-------- Provided entries

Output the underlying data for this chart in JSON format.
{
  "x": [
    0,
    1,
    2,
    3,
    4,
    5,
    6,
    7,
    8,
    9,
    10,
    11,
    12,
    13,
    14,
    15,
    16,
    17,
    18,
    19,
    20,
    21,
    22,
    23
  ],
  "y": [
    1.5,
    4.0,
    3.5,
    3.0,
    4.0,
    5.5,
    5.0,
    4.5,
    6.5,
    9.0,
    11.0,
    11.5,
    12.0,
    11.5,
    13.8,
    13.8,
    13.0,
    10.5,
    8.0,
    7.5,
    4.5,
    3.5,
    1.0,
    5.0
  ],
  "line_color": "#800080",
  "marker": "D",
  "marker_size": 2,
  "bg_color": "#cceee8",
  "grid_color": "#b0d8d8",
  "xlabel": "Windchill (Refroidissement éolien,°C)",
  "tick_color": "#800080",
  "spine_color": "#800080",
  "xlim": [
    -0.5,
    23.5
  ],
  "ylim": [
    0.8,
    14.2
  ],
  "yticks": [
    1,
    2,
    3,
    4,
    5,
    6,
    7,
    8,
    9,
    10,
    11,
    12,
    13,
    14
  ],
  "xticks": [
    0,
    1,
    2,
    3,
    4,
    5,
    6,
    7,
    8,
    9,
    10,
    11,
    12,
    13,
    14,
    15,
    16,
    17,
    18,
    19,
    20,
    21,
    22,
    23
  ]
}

----------------

What the task requires. Each record should come back exactly as written.

Output below.
Output the underlying data for this chart in JSON format.
{
  "x": [
    0,
    1,
    2,
    3,
    4,
    5,
    6,
    7,
    8,
    9,
    10,
    11,
    12,
    13,
    14,
    15,
    16,
    17,
    18,
    19,
    20,
    21,
    22,
    23
  ],
  "y": [
    1.5,
    4.0,
    3.5,
    3.0,
    4.0,
    5.5,
    5.0,
    4.5,
    6.5,
    9.0,
    11.0,
    11.5,
    12.0,
    11.5,
    13.8,
    13.8,
    13.0,
    10.5,
    8.0,
    7.5,
    4.5,
    3.5,
    1.0,
    5.0
  ],
  "line_color": "#800080",
  "marker": "D",
  "marker_size": 2,
  "bg_color": "#cceee8",
  "grid_color": "#b0d8d8",
  "xlabel": "Windchill (Refroidissement éolien,°C)",
  "tick_color": "#800080",
  "spine_color": "#800080",
  "xlim": [
    -0.5,
    23.5
  ],
  "ylim": [
    0.8,
    14.2
  ],
  "yticks": [
    1,
    2,
    3,
    4,
    5,
    6,
    7,
    8,
    9,
    10,
    11,
    12,
    13,
    14
  ],
  "xticks": [
    0,
    1,
    2,
    3,
    4,
    5,
    6,
    7,
    8,
    9,
    10,
    11,
    12,
    13,
    14,
    15,
    16,
    17,
    18,
    19,
    20,
    21,
    22,
    23
  ]
}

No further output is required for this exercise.